------ EXTRACTED MATERIAL ------
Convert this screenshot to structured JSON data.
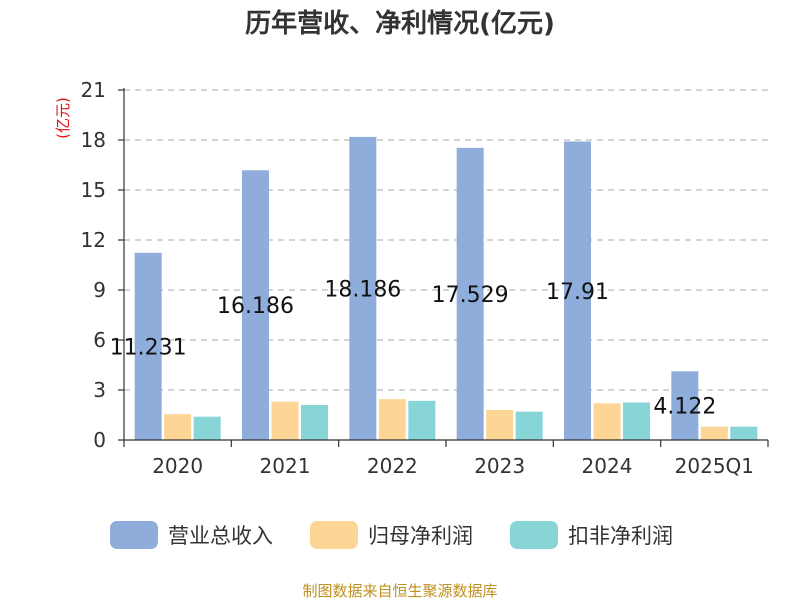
{
  "title": "历年营收、净利情况(亿元)",
  "source": "制图数据来自恒生聚源数据库",
  "colors": {
    "title": "#333333",
    "unit": "#e01010",
    "source": "#c09020",
    "axis": "#333333",
    "grid": "#bbbbbb"
  },
  "chart_data": {
    "type": "bar",
    "title": "历年营收、净利情况(亿元)",
    "ylabel": "(亿元)",
    "xlabel": "",
    "ylim": [
      0,
      21
    ],
    "yticks": [
      0,
      3,
      6,
      9,
      12,
      15,
      18,
      21
    ],
    "grid": true,
    "legend_position": "bottom",
    "categories": [
      "2020",
      "2021",
      "2022",
      "2023",
      "2024",
      "2025Q1"
    ],
    "series": [
      {
        "name": "营业总收入",
        "color": "#8eaddb",
        "values": [
          11.231,
          16.186,
          18.186,
          17.529,
          17.91,
          4.122
        ],
        "labels": [
          "11.231",
          "16.186",
          "18.186",
          "17.529",
          "17.91",
          "4.122"
        ]
      },
      {
        "name": "归母净利润",
        "color": "#fdd596",
        "values": [
          1.55,
          2.3,
          2.45,
          1.8,
          2.2,
          0.8
        ]
      },
      {
        "name": "扣非净利润",
        "color": "#88d5d8",
        "values": [
          1.4,
          2.1,
          2.35,
          1.7,
          2.25,
          0.8
        ]
      }
    ]
  }
}
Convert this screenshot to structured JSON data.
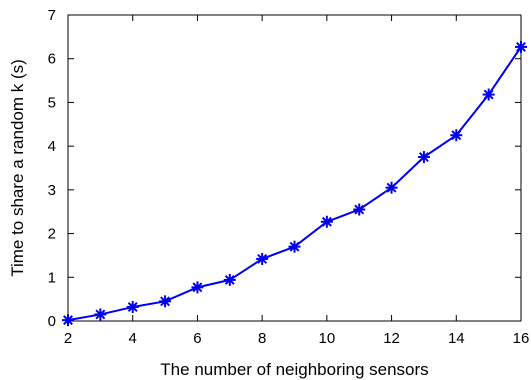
{
  "chart_data": {
    "type": "line",
    "xlabel": "The number of neighboring sensors",
    "ylabel": "Time to share a random k (s)",
    "xlim": [
      2,
      16
    ],
    "ylim": [
      0,
      7
    ],
    "xticks": [
      2,
      4,
      6,
      8,
      10,
      12,
      14,
      16
    ],
    "yticks": [
      0,
      1,
      2,
      3,
      4,
      5,
      6,
      7
    ],
    "grid": false,
    "series": [
      {
        "color": "#0000ee",
        "marker": "asterisk",
        "x": [
          2,
          3,
          4,
          5,
          6,
          7,
          8,
          9,
          10,
          11,
          12,
          13,
          14,
          15,
          16
        ],
        "y": [
          0.02,
          0.15,
          0.32,
          0.45,
          0.77,
          0.94,
          1.42,
          1.7,
          2.27,
          2.55,
          3.05,
          3.75,
          4.25,
          5.18,
          6.27
        ]
      }
    ]
  }
}
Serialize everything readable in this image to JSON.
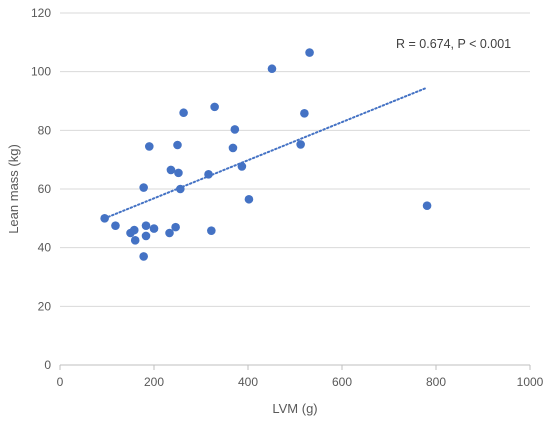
{
  "chart_data": {
    "type": "scatter",
    "title": "",
    "xlabel": "LVM  (g)",
    "ylabel": "Lean mass (kg)",
    "xlim": [
      0,
      1000
    ],
    "ylim": [
      0,
      120
    ],
    "x_ticks": [
      0,
      200,
      400,
      600,
      800,
      1000
    ],
    "y_ticks": [
      0,
      20,
      40,
      60,
      80,
      100,
      120
    ],
    "grid": "horizontal",
    "legend": "none",
    "annotation": "R = 0.674, P < 0.001",
    "marker_color": "#4472C4",
    "trendline": {
      "type": "linear",
      "style": "dotted",
      "color": "#4472C4",
      "x_range": [
        95,
        780
      ],
      "y_range": [
        50,
        94.5
      ]
    },
    "series": [
      {
        "points": [
          [
            95,
            50
          ],
          [
            118,
            47.5
          ],
          [
            150,
            45
          ],
          [
            158,
            46
          ],
          [
            160,
            42.5
          ],
          [
            178,
            37
          ],
          [
            178,
            60.5
          ],
          [
            183,
            47.5
          ],
          [
            183,
            44
          ],
          [
            190,
            74.5
          ],
          [
            200,
            46.5
          ],
          [
            233,
            45
          ],
          [
            236,
            66.5
          ],
          [
            246,
            47
          ],
          [
            250,
            75
          ],
          [
            252,
            65.5
          ],
          [
            256,
            60
          ],
          [
            263,
            86
          ],
          [
            316,
            65
          ],
          [
            322,
            45.8
          ],
          [
            329,
            88
          ],
          [
            368,
            74
          ],
          [
            372,
            80.3
          ],
          [
            387,
            67.7
          ],
          [
            402,
            56.5
          ],
          [
            451,
            101
          ],
          [
            512,
            75.2
          ],
          [
            520,
            85.8
          ],
          [
            531,
            106.5
          ],
          [
            781,
            54.3
          ]
        ]
      }
    ]
  }
}
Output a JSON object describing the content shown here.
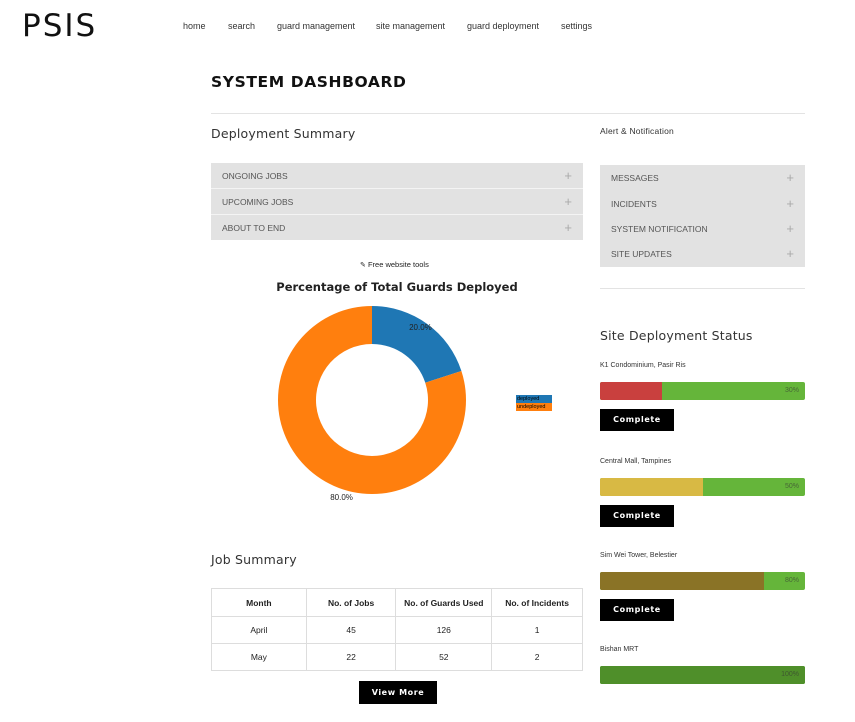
{
  "brand": "PSIS",
  "nav": [
    "home",
    "search",
    "guard management",
    "site management",
    "guard deployment",
    "settings"
  ],
  "page_title": "SYSTEM DASHBOARD",
  "deployment_summary": {
    "title": "Deployment Summary",
    "items": [
      "ONGOING JOBS",
      "UPCOMING JOBS",
      "ABOUT TO END"
    ]
  },
  "alerts": {
    "title": "Alert & Notification",
    "items": [
      "MESSAGES",
      "INCIDENTS",
      "SYSTEM NOTIFICATION",
      "SITE UPDATES"
    ]
  },
  "tools_link": "Free website tools",
  "chart_data": {
    "type": "pie",
    "title": "Percentage of Total Guards Deployed",
    "labels": [
      "deployed",
      "undeployed"
    ],
    "values": [
      20.0,
      80.0
    ],
    "value_labels": [
      "20.0%",
      "80.0%"
    ],
    "colors": [
      "#1f77b4",
      "#ff7f0e"
    ],
    "donut": true,
    "legend": "right"
  },
  "site_status": {
    "title": "Site Deployment Status",
    "button_label": "Complete",
    "sites": [
      {
        "name": "K1 Condominium, Pasir Ris",
        "percent": 30,
        "label": "30%",
        "color": "#c9403e"
      },
      {
        "name": "Central Mall, Tampines",
        "percent": 50,
        "label": "50%",
        "color": "#d8b944"
      },
      {
        "name": "Sim Wei Tower, Belestier",
        "percent": 80,
        "label": "80%",
        "color": "#8a7326"
      },
      {
        "name": "Bishan MRT",
        "percent": 100,
        "label": "100%",
        "color": "#4f8f2a"
      }
    ]
  },
  "job_summary": {
    "title": "Job Summary",
    "columns": [
      "Month",
      "No. of Jobs",
      "No. of Guards Used",
      "No. of Incidents"
    ],
    "rows": [
      [
        "April",
        "45",
        "126",
        "1"
      ],
      [
        "May",
        "22",
        "52",
        "2"
      ]
    ],
    "view_more": "View More"
  }
}
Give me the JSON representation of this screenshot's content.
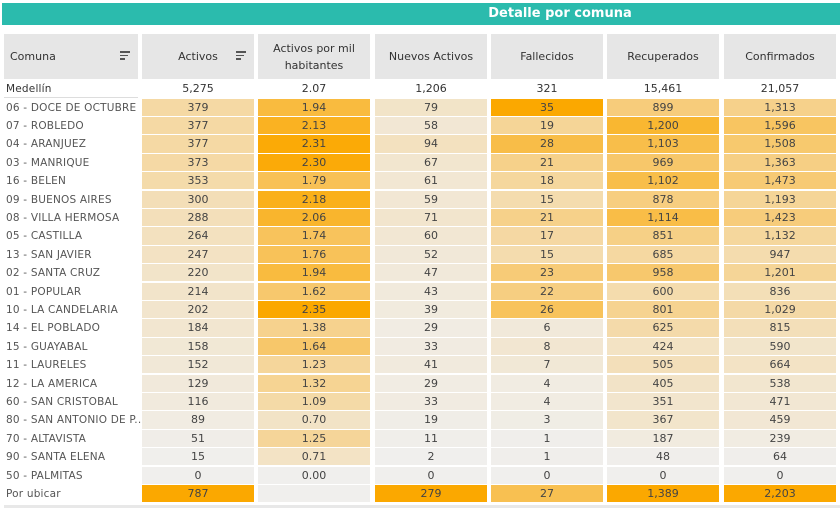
------
All of the entries need to be transcribed word for word; pictures are left out.

> [ANSWER TO THIS EXERCISE]
Convert this screenshot to structured JSON data.
{
  "title": "历年营收、净利情况(亿元)",
  "source": "制图数据来自恒生聚源数据库",
  "colors": {
    "title": "#333333",
    "unit": "#e01010",
    "source": "#c09020",
    "axis": "#333333",
    "grid": "#bbbbbb"
  },
  "chart_data": {
    "type": "bar",
    "title": "历年营收、净利情况(亿元)",
    "ylabel": "(亿元)",
    "xlabel": "",
    "ylim": [
      0,
      21
    ],
    "yticks": [
      0,
      3,
      6,
      9,
      12,
      15,
      18,
      21
    ],
    "grid": true,
    "legend_position": "bottom",
    "categories": [
      "2020",
      "2021",
      "2022",
      "2023",
      "2024",
      "2025Q1"
    ],
    "series": [
      {
        "name": "营业总收入",
        "color": "#8eaddb",
        "values": [
          11.231,
          16.186,
          18.186,
          17.529,
          17.91,
          4.122
        ],
        "labels": [
          "11.231",
          "16.186",
          "18.186",
          "17.529",
          "17.91",
          "4.122"
        ]
      },
      {
        "name": "归母净利润",
        "color": "#fdd596",
        "values": [
          1.55,
          2.3,
          2.45,
          1.8,
          2.2,
          0.8
        ]
      },
      {
        "name": "扣非净利润",
        "color": "#88d5d8",
        "values": [
          1.4,
          2.1,
          2.35,
          1.7,
          2.25,
          0.8
        ]
      }
    ]
  }
}
Convert this screenshot to structured JSON data.
{
  "chart_data": {
    "type": "line",
    "xlabel": "The number of neighboring sensors",
    "ylabel": "Time to share a random k (s)",
    "xlim": [
      2,
      16
    ],
    "ylim": [
      0,
      7
    ],
    "xticks": [
      2,
      4,
      6,
      8,
      10,
      12,
      14,
      16
    ],
    "yticks": [
      0,
      1,
      2,
      3,
      4,
      5,
      6,
      7
    ],
    "grid": false,
    "series": [
      {
        "color": "#0000ee",
        "marker": "asterisk",
        "x": [
          2,
          3,
          4,
          5,
          6,
          7,
          8,
          9,
          10,
          11,
          12,
          13,
          14,
          15,
          16
        ],
        "y": [
          0.02,
          0.15,
          0.32,
          0.45,
          0.77,
          0.94,
          1.42,
          1.7,
          2.27,
          2.55,
          3.05,
          3.75,
          4.25,
          5.18,
          6.27
        ]
      }
    ]
  }
}
Serialize everything readable in this image to JSON.
{
  "chart_data": {
    "type": "scatter",
    "title": "",
    "xlabel": "LVM  (g)",
    "ylabel": "Lean mass (kg)",
    "xlim": [
      0,
      1000
    ],
    "ylim": [
      0,
      120
    ],
    "x_ticks": [
      0,
      200,
      400,
      600,
      800,
      1000
    ],
    "y_ticks": [
      0,
      20,
      40,
      60,
      80,
      100,
      120
    ],
    "grid": "horizontal",
    "legend": "none",
    "annotation": "R = 0.674, P < 0.001",
    "marker_color": "#4472C4",
    "trendline": {
      "type": "linear",
      "style": "dotted",
      "color": "#4472C4",
      "x_range": [
        95,
        780
      ],
      "y_range": [
        50,
        94.5
      ]
    },
    "series": [
      {
        "points": [
          [
            95,
            50
          ],
          [
            118,
            47.5
          ],
          [
            150,
            45
          ],
          [
            158,
            46
          ],
          [
            160,
            42.5
          ],
          [
            178,
            37
          ],
          [
            178,
            60.5
          ],
          [
            183,
            47.5
          ],
          [
            183,
            44
          ],
          [
            190,
            74.5
          ],
          [
            200,
            46.5
          ],
          [
            233,
            45
          ],
          [
            236,
            66.5
          ],
          [
            246,
            47
          ],
          [
            250,
            75
          ],
          [
            252,
            65.5
          ],
          [
            256,
            60
          ],
          [
            263,
            86
          ],
          [
            316,
            65
          ],
          [
            322,
            45.8
          ],
          [
            329,
            88
          ],
          [
            368,
            74
          ],
          [
            372,
            80.3
          ],
          [
            387,
            67.7
          ],
          [
            402,
            56.5
          ],
          [
            451,
            101
          ],
          [
            512,
            75.2
          ],
          [
            520,
            85.8
          ],
          [
            531,
            106.5
          ],
          [
            781,
            54.3
          ]
        ]
      }
    ]
  }
}
Output a JSON object describing the content shown here.
{
  "brand": "PSIS",
  "nav": [
    "home",
    "search",
    "guard management",
    "site management",
    "guard deployment",
    "settings"
  ],
  "page_title": "SYSTEM DASHBOARD",
  "deployment_summary": {
    "title": "Deployment Summary",
    "items": [
      "ONGOING JOBS",
      "UPCOMING JOBS",
      "ABOUT TO END"
    ]
  },
  "alerts": {
    "title": "Alert & Notification",
    "items": [
      "MESSAGES",
      "INCIDENTS",
      "SYSTEM NOTIFICATION",
      "SITE UPDATES"
    ]
  },
  "tools_link": "Free website tools",
  "chart_data": {
    "type": "pie",
    "title": "Percentage of Total Guards Deployed",
    "labels": [
      "deployed",
      "undeployed"
    ],
    "values": [
      20.0,
      80.0
    ],
    "value_labels": [
      "20.0%",
      "80.0%"
    ],
    "colors": [
      "#1f77b4",
      "#ff7f0e"
    ],
    "donut": true,
    "legend": "right"
  },
  "site_status": {
    "title": "Site Deployment Status",
    "button_label": "Complete",
    "sites": [
      {
        "name": "K1 Condominium, Pasir Ris",
        "percent": 30,
        "label": "30%",
        "color": "#c9403e"
      },
      {
        "name": "Central Mall, Tampines",
        "percent": 50,
        "label": "50%",
        "color": "#d8b944"
      },
      {
        "name": "Sim Wei Tower, Belestier",
        "percent": 80,
        "label": "80%",
        "color": "#8a7326"
      },
      {
        "name": "Bishan MRT",
        "percent": 100,
        "label": "100%",
        "color": "#4f8f2a"
      }
    ]
  },
  "job_summary": {
    "title": "Job Summary",
    "columns": [
      "Month",
      "No. of Jobs",
      "No. of Guards Used",
      "No. of Incidents"
    ],
    "rows": [
      [
        "April",
        "45",
        "126",
        "1"
      ],
      [
        "May",
        "22",
        "52",
        "2"
      ]
    ],
    "view_more": "View More"
  }
}
Give me the JSON representation of this screenshot's content.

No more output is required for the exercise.